EXERCISE OBJECTIVE: Search the records for the word "xlabel" and pick out every line that has it.

________________________________________

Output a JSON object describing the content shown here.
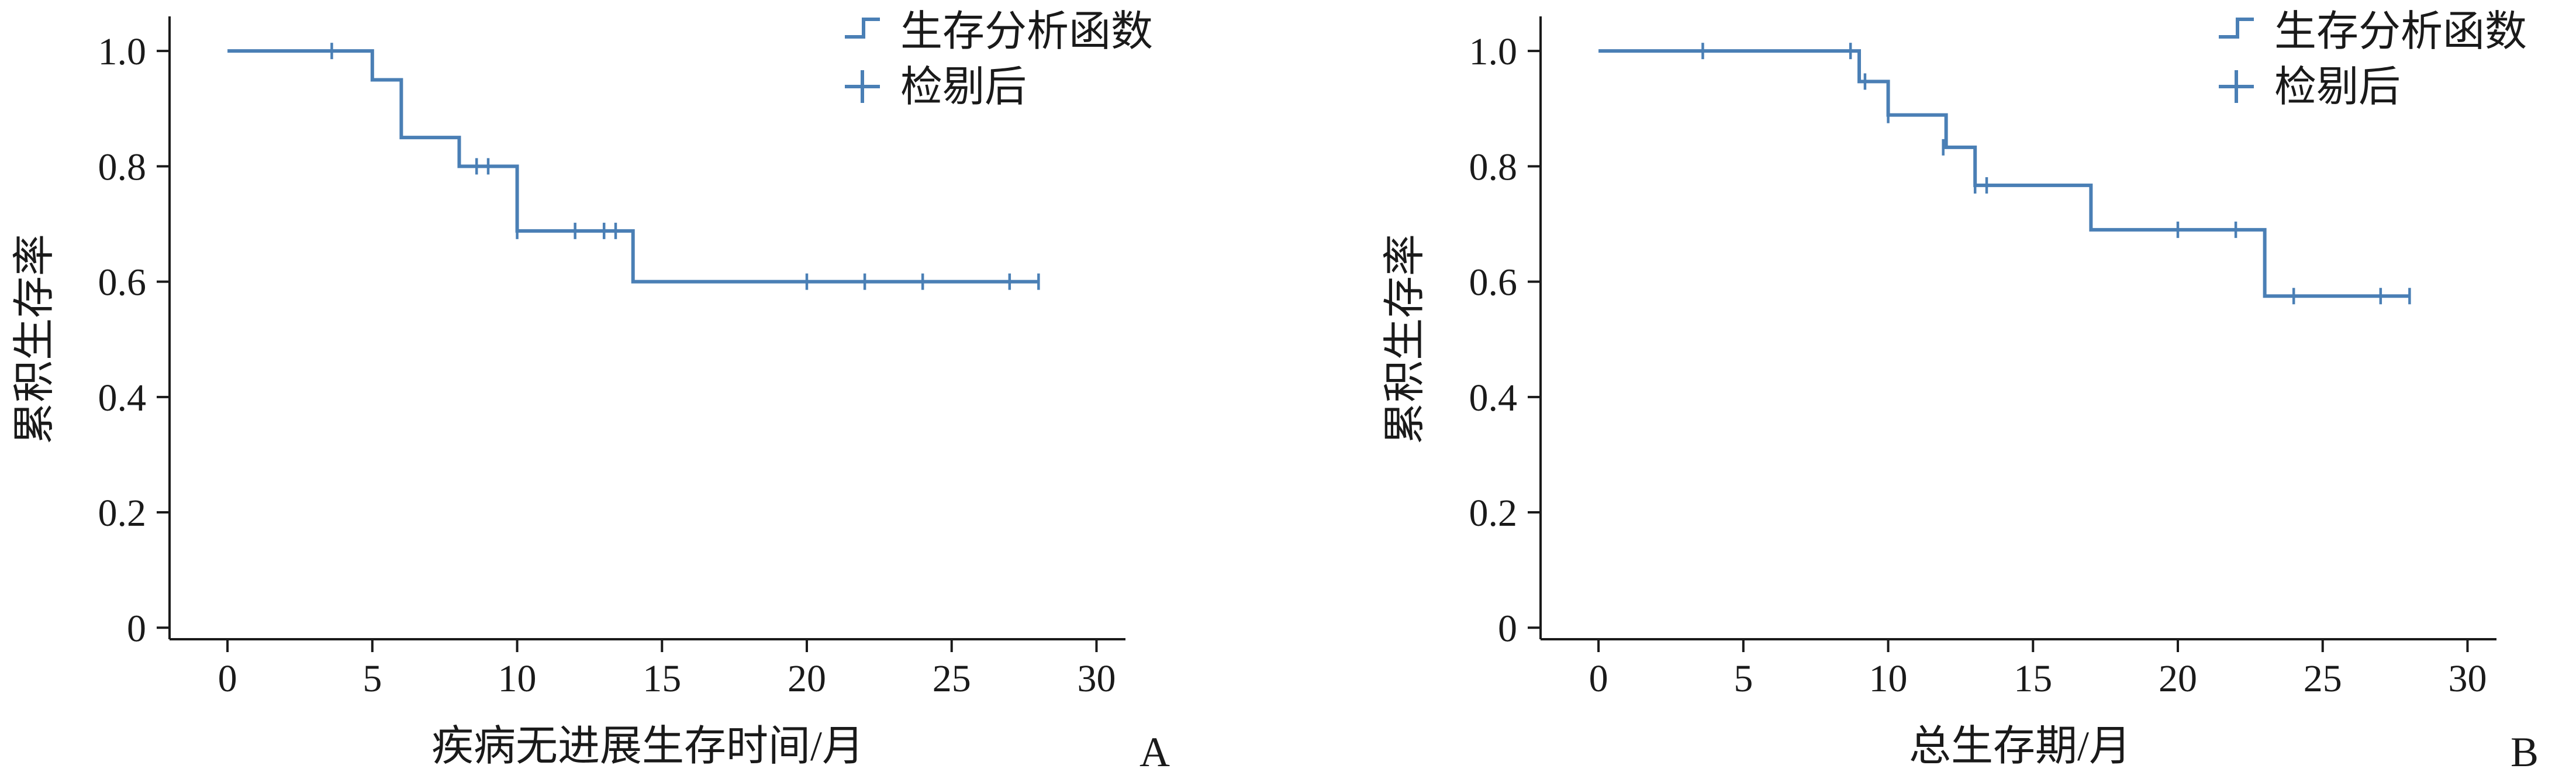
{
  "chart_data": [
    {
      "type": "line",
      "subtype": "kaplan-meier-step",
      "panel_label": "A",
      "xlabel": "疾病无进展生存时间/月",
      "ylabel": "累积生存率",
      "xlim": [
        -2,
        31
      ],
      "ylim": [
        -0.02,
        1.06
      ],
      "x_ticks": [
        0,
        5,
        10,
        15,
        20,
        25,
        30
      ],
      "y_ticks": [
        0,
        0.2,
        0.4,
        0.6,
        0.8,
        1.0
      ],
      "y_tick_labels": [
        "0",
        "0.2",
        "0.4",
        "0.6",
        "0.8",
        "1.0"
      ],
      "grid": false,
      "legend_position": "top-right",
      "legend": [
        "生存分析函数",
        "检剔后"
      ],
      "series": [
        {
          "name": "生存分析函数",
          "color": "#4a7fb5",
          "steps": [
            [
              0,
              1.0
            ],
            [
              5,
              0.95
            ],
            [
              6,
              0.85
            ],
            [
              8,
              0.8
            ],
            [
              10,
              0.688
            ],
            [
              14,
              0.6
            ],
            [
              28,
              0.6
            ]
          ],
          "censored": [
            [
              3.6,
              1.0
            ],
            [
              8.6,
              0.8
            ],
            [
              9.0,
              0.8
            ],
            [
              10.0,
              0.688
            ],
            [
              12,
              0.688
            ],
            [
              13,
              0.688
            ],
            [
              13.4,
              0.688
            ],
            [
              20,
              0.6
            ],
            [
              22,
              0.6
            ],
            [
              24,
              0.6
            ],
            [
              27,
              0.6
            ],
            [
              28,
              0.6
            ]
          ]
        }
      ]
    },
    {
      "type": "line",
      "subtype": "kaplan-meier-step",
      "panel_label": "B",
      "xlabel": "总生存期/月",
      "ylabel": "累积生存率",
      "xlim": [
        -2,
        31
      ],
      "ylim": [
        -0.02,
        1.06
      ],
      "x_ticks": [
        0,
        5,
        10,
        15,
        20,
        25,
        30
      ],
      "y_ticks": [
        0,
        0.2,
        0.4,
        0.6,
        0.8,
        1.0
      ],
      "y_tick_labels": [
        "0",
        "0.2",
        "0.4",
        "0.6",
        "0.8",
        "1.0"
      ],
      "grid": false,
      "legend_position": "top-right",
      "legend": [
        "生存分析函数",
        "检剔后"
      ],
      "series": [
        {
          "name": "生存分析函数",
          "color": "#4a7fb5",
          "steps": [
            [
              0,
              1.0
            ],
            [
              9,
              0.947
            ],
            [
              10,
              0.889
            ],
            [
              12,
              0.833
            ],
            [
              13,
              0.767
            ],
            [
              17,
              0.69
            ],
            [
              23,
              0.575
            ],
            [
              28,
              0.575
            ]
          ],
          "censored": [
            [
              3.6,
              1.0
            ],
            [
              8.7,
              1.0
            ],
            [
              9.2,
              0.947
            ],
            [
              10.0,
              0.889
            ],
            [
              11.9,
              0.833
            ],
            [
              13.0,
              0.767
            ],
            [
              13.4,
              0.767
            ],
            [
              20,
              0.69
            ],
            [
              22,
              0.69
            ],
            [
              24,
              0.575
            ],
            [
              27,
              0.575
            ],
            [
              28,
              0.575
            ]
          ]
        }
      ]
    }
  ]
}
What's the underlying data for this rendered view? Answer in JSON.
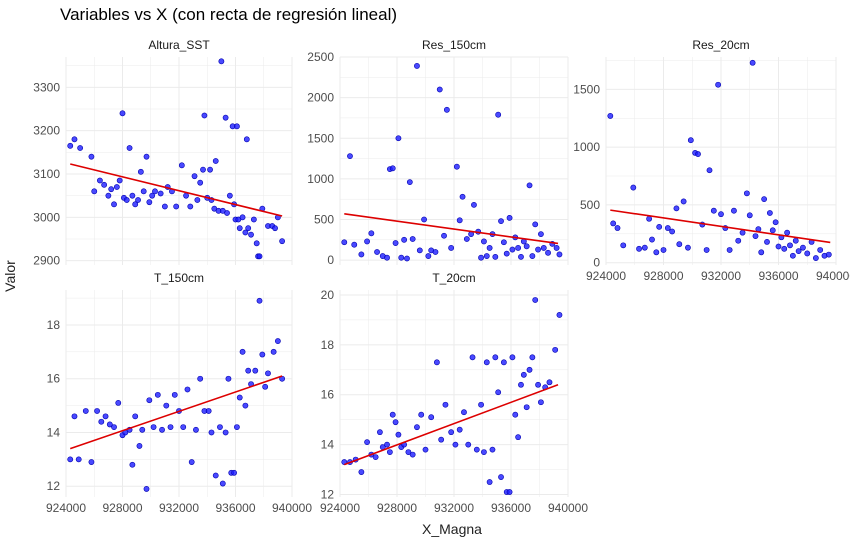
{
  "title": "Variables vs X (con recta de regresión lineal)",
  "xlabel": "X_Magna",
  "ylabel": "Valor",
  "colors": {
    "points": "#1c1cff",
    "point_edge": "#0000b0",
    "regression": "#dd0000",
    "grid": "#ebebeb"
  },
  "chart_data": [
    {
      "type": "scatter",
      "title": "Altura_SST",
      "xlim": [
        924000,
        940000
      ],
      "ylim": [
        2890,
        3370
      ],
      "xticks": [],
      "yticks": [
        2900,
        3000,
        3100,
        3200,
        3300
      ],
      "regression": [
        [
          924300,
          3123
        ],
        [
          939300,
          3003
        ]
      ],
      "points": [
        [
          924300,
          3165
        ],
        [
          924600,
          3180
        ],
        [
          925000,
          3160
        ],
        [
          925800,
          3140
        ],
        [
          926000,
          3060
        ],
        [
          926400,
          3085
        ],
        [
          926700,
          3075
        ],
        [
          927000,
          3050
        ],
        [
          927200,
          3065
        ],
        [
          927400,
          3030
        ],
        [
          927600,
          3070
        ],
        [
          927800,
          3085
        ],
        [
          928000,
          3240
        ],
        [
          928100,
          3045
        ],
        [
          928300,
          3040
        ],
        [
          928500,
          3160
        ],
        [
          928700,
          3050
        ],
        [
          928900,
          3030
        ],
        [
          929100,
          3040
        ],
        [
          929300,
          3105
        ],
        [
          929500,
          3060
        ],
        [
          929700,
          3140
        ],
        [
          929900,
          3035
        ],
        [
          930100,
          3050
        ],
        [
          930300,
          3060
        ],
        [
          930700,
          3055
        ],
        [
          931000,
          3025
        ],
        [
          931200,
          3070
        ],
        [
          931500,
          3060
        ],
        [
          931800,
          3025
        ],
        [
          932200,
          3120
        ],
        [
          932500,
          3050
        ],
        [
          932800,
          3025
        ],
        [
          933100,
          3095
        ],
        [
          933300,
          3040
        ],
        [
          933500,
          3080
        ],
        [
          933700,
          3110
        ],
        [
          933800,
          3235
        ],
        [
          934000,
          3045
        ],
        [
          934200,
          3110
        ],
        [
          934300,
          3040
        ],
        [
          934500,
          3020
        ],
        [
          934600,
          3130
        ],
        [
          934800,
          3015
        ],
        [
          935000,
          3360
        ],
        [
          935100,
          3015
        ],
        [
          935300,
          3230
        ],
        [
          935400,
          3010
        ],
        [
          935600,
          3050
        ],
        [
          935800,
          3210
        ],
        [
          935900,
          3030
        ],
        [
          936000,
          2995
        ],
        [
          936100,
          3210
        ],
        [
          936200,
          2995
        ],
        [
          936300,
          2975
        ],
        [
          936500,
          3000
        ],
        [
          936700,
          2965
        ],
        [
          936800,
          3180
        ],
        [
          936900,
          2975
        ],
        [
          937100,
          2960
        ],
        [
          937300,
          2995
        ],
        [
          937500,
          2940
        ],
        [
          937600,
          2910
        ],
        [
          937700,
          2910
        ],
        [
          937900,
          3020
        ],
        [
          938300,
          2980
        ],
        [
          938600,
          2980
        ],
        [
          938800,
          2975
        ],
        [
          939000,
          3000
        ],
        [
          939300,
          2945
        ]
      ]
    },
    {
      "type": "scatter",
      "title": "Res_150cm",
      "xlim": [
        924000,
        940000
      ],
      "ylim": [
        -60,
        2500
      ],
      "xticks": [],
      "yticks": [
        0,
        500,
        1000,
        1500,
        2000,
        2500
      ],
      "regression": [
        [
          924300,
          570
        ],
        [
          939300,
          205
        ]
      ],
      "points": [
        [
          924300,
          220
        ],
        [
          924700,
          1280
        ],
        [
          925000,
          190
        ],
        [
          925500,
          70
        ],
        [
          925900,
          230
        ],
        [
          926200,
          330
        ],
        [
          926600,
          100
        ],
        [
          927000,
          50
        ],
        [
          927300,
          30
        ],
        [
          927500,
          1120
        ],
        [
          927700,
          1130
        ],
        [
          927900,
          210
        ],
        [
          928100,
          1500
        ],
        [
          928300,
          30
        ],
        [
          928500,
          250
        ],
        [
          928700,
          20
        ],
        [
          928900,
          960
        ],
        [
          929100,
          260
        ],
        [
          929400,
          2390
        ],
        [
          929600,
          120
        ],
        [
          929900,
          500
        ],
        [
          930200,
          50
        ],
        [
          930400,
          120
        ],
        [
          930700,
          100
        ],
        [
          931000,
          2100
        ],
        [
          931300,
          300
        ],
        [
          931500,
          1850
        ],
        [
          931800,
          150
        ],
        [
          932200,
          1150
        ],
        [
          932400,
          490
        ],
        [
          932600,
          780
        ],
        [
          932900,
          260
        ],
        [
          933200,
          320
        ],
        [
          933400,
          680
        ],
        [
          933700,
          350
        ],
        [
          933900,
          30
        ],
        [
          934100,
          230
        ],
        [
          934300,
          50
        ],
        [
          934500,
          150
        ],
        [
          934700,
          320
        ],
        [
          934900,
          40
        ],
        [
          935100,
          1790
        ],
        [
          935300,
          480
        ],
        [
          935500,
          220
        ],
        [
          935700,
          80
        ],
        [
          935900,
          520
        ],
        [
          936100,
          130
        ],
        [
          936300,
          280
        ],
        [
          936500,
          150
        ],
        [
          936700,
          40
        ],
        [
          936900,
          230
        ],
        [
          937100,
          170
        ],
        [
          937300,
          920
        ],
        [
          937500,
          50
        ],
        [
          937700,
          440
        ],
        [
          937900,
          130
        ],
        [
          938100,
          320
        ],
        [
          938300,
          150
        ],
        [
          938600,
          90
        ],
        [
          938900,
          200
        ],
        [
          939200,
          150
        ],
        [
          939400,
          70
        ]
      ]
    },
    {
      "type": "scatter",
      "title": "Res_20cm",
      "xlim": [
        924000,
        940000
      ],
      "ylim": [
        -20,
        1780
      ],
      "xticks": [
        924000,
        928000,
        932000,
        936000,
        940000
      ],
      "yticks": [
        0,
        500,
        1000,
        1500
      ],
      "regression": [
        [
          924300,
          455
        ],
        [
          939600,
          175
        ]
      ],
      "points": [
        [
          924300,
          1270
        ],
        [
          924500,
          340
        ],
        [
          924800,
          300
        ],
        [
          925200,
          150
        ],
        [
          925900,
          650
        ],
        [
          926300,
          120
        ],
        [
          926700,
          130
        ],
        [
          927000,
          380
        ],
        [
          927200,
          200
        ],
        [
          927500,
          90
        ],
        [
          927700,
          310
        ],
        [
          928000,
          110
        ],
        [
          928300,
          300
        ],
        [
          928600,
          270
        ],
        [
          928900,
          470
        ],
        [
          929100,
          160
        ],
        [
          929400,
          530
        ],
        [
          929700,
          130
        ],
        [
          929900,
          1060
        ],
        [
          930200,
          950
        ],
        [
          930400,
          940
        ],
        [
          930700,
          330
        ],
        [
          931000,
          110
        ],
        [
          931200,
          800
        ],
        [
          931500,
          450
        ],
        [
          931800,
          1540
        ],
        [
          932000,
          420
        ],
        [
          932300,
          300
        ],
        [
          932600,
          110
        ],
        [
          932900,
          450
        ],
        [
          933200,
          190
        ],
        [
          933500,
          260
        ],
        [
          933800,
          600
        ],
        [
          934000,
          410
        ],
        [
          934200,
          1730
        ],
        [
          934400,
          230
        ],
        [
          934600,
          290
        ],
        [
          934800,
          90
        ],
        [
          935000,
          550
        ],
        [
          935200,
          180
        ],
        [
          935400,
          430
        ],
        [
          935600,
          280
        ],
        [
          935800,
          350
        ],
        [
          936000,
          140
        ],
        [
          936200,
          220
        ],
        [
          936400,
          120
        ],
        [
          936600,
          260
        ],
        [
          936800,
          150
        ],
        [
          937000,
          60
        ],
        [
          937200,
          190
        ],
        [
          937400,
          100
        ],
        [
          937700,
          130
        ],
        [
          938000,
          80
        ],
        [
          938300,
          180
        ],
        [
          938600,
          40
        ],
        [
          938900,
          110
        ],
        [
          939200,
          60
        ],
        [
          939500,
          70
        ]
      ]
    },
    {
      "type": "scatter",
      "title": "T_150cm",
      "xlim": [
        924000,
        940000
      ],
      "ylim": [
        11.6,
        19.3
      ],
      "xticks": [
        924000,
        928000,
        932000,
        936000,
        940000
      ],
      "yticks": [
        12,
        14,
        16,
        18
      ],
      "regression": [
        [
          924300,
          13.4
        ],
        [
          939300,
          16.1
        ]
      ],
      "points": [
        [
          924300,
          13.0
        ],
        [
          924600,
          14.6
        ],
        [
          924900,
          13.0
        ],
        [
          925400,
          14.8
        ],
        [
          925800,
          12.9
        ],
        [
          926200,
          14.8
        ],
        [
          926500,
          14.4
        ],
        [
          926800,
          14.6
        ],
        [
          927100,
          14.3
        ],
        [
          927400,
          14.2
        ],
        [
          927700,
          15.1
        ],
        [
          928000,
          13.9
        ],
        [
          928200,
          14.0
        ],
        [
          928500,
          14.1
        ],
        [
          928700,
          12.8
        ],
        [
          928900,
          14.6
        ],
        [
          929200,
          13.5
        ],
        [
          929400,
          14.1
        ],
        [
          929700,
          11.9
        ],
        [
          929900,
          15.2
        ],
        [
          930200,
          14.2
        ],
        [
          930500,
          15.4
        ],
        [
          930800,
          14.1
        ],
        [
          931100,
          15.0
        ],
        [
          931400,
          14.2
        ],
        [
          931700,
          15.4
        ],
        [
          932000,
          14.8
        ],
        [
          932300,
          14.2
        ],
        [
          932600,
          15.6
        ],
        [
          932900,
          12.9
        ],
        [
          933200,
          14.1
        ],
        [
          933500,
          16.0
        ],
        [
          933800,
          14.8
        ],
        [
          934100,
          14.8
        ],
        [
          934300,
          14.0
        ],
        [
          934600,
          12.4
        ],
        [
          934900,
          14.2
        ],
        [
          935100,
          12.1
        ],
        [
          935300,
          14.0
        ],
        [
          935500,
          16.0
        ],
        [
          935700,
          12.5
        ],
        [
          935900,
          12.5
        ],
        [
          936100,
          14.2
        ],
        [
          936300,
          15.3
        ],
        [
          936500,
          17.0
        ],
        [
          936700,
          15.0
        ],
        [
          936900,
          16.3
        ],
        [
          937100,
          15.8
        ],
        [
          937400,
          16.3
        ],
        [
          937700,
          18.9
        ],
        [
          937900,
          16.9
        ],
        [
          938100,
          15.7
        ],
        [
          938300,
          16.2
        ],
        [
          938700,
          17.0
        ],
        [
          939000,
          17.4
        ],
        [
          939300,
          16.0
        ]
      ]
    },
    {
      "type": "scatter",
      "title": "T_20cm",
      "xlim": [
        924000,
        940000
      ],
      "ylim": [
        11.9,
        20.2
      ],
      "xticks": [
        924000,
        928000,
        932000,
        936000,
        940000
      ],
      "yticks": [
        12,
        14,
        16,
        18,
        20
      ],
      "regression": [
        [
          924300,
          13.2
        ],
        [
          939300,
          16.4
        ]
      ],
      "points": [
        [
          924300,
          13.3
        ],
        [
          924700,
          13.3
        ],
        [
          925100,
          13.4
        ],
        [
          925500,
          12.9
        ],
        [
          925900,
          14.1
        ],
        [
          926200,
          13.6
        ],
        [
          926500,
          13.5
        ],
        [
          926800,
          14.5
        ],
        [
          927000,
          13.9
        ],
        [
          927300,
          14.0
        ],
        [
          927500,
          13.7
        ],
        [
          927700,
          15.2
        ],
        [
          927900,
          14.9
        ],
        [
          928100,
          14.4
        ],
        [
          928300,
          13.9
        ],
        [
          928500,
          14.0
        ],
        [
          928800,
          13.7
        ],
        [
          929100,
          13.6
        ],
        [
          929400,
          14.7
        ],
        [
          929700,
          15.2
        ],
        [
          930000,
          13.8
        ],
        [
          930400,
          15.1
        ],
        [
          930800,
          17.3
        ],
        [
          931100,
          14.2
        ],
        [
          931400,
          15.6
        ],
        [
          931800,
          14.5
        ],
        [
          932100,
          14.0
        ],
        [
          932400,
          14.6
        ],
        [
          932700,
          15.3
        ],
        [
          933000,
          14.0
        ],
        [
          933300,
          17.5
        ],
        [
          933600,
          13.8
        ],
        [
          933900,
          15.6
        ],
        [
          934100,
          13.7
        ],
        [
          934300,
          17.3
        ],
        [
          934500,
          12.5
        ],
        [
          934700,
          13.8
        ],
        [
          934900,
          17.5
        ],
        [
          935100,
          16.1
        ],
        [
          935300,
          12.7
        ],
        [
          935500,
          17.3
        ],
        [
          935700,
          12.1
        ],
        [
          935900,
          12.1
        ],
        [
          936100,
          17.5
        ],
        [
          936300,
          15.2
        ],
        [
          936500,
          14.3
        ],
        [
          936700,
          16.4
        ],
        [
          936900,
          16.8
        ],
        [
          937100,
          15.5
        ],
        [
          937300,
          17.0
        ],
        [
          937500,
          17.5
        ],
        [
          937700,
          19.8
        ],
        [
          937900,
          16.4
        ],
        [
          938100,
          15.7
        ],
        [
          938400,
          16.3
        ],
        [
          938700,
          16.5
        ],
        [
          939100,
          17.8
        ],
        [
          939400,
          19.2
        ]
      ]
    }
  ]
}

________________________________________

SOLVED PROBLEM:
      "xlabel": "疾病无进展生存时间/月",
      "xlabel": "总生存期/月",
  "xlabel": "X_Magna",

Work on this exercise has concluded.